## Text to read

[start]

Mutual Induction : Two coils C_{1} and C_{2} are placed very close to each other. A source of emf is connected in the coil C_{1}.

When current flows through the coil C_{1} magnetic field is produced . The coil C_{2} lies within the magnetic field of C_{1} and hence magnetic flux is associated with it. So long current changes in the coil C_{1} its magnetic field changes and hence flux associated with C_{2} also changes , which induces an emf in the coil . Induction of an emf due to variation of current in the neighbouring coil is known as Mutual Induction .

Flux associated with C_{2} depends on current in C_{1} and number of turns in C_{2}.

φ_{(C2)} = M I_{C1} , where M is the mutual inductance of the given pair of coils.

$ \displaystyle \xi = -\frac{d\phi}{dt} $

$ \displaystyle \xi_{C_2} = -M \frac{d I_{C_1}}{dt} $

SI unit of mutual inductance is henry.

Example : What is the self inductance of a system of co-axial cables carrying current in opposite directions as shown. Their radii are ‘ a ‘ and ‘ b ‘ respectively.

Solution : The ‘ B ‘ between the space of the cables is

$ \displaystyle B = \frac{\mu_0 I}{2 \pi r } $

The Ampere’s law tells that ‘ B ‘ outside the cables is zero, as the net current through the amperian loop would be zero. Taking an element of length l and thickness ‘ dr ‘ ; dφ through it is

$ \displaystyle d\phi = \frac{\mu_0 I}{2 \pi r} l dr $

$ \displaystyle \phi = \frac{\mu_0 I l}{2 \pi } \int_{a}^{b} \frac{1}{r} dr $

$ \displaystyle \phi = \frac{\mu_0 I l}{2 \pi } ln\frac{b}{a} $

[end]

## Stated exercise
In the passage on mutual induction, what is given as the SI unit of mutual inductance? The records that follow have no connection to the passage on mutual induction.

## Raw records

[start]

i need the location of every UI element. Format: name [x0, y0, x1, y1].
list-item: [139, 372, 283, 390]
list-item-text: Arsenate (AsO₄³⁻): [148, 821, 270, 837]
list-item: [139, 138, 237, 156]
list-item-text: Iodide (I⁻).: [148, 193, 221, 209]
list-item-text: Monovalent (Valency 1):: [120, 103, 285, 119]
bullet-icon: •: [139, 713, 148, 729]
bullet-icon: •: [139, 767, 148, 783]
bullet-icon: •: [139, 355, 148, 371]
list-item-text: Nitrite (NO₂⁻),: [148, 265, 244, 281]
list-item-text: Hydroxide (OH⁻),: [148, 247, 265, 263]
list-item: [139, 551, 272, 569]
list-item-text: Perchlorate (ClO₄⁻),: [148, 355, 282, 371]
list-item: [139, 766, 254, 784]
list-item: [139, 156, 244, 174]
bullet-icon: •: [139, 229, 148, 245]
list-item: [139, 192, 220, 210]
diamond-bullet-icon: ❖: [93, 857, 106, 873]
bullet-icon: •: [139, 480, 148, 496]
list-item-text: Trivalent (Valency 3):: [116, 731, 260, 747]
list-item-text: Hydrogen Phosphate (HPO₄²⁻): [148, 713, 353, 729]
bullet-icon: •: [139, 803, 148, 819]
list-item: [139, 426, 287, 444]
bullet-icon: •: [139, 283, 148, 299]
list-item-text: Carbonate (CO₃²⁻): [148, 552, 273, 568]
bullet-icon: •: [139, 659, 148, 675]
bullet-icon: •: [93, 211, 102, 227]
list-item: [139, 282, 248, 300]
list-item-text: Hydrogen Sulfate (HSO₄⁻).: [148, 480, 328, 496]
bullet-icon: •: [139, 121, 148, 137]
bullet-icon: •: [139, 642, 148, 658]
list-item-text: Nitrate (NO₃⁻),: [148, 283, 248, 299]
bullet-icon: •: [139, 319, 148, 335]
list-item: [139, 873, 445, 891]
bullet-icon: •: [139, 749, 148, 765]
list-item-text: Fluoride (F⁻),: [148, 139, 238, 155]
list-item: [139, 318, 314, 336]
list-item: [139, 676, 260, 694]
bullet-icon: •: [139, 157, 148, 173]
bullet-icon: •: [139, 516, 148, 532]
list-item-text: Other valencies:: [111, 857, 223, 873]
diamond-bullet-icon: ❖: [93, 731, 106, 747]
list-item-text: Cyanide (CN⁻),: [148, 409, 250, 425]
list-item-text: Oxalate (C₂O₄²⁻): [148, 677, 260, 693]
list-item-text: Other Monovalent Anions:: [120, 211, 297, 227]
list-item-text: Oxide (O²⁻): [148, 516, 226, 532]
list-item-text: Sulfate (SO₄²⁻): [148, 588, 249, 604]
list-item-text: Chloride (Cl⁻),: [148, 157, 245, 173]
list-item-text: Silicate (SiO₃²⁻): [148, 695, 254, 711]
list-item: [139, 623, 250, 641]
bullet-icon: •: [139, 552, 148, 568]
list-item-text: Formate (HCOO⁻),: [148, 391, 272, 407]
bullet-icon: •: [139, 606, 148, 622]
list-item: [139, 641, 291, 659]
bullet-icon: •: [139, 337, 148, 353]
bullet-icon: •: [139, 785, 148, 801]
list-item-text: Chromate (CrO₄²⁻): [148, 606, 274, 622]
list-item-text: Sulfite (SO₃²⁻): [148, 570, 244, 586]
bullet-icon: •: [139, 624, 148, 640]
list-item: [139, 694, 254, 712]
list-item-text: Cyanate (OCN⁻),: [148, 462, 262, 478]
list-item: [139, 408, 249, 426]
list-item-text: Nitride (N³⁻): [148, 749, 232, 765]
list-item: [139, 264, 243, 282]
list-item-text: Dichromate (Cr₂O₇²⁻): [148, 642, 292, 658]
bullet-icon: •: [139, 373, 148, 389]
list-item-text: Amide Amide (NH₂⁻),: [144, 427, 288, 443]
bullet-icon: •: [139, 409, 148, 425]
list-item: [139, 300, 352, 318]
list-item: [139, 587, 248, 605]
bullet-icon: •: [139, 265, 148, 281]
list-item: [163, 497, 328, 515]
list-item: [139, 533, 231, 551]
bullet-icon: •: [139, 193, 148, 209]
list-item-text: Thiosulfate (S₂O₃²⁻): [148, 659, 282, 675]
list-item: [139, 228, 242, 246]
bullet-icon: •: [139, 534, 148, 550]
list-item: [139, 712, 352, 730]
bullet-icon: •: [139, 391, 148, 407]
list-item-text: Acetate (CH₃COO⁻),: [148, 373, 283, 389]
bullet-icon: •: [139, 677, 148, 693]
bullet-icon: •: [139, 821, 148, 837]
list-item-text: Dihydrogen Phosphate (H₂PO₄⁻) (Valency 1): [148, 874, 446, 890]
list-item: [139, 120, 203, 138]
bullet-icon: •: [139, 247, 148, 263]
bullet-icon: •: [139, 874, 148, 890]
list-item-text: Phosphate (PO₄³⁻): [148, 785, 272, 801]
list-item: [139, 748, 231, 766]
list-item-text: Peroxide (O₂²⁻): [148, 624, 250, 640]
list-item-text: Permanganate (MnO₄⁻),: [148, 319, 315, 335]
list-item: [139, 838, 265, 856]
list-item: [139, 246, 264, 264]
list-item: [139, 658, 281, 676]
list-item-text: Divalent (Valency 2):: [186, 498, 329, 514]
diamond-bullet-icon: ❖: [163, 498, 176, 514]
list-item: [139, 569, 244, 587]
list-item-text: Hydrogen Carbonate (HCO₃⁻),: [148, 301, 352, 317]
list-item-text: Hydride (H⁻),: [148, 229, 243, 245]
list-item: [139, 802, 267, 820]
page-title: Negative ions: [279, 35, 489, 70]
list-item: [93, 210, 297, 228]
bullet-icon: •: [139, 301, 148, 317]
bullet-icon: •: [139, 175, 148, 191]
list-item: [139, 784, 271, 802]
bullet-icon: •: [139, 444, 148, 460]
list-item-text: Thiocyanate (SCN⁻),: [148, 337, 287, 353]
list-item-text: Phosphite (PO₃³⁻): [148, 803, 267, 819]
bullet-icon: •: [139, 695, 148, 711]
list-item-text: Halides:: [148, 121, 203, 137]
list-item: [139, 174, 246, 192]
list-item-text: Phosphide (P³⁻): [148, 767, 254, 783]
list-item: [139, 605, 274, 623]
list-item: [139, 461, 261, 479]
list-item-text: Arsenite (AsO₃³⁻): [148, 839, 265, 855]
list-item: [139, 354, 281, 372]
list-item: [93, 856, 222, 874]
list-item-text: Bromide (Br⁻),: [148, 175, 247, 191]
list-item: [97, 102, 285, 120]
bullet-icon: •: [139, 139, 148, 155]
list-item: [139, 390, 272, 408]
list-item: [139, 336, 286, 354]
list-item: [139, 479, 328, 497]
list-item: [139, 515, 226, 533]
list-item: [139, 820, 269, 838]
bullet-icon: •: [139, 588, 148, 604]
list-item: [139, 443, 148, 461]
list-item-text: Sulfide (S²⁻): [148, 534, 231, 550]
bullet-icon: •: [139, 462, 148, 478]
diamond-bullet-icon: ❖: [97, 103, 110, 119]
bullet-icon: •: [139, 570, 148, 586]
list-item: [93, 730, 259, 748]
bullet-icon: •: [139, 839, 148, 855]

[end]

## Finished task
The henry.